» PAGE EXTRACT:
——————
I spent two rewarding years of high school at South Carolina Governor's School for Science and Math (no, that name never did fit in any of those forms). In July 2015, I wrote up a short essay in my high school's alumni magazine about my work on the Internet of Things, Privacy, and advice for students about their future.

While I enjoyed growing up in South Carolina, it's also worth pointing out my blog post on why I don't live in South Carolina.

[Georgia Tech Logo] I did my undergraduate work Georgia Tech in Computer Science and in Discrete Mathematics. There, I learned to appreciate America's #1 toroidal breakfast food, also known as Krispy Kreme donuts.

[Cyberguide] I also worked on the Cyberguide research project with Gregory Abowd, a context-aware mobile tourguide, which was also an early example of ubiquitous computing.

After far too many years, I finished by PhD at University of California at Berkeley in the EECS department. While there, I worked on the SATIN sketching interface toolkit, the DENIM rapid prototyping tool for web sites, the WebQuilt remote web logging and visualization tool, and context-aware computing for firefighting.
——————
» DATASET EXTRACT:
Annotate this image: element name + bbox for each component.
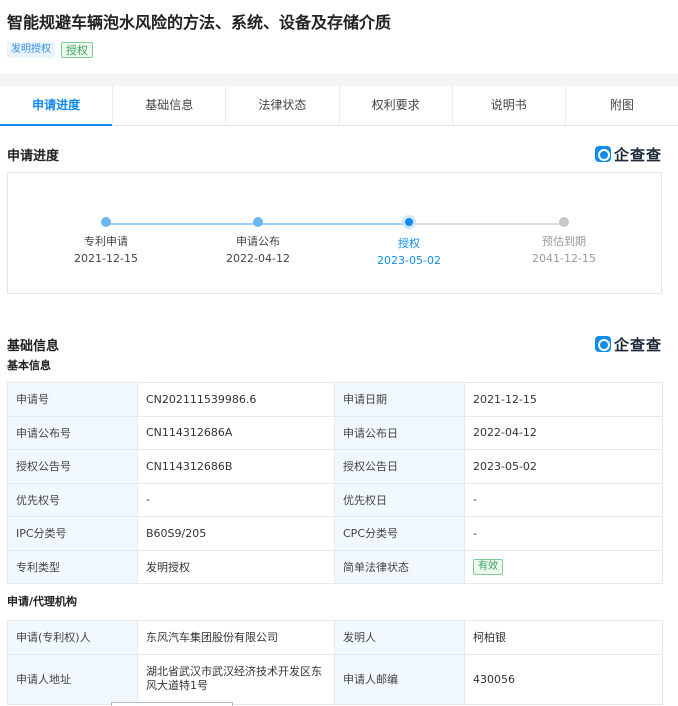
——————
Rewrite the biography passage that opens with "While I enjoyed" and closes with "computing for firefighting.", changing every "Cyberguide" to "Wayfinder".

» RESULT OF THE EXERCISE:
While I enjoyed growing up in South Carolina, it's also worth pointing out my blog post on why I don't live in South Carolina.

[Georgia Tech Logo] I did my undergraduate work Georgia Tech in Computer Science and in Discrete Mathematics. There, I learned to appreciate America's #1 toroidal breakfast food, also known as Krispy Kreme donuts.

[Wayfinder] I also worked on the Wayfinder research project with Gregory Abowd, a context-aware mobile tourguide, which was also an early example of ubiquitous computing.

After far too many years, I finished by PhD at University of California at Berkeley in the EECS department. While there, I worked on the SATIN sketching interface toolkit, the DENIM rapid prototyping tool for web sites, the WebQuilt remote web logging and visualization tool, and context-aware computing for firefighting.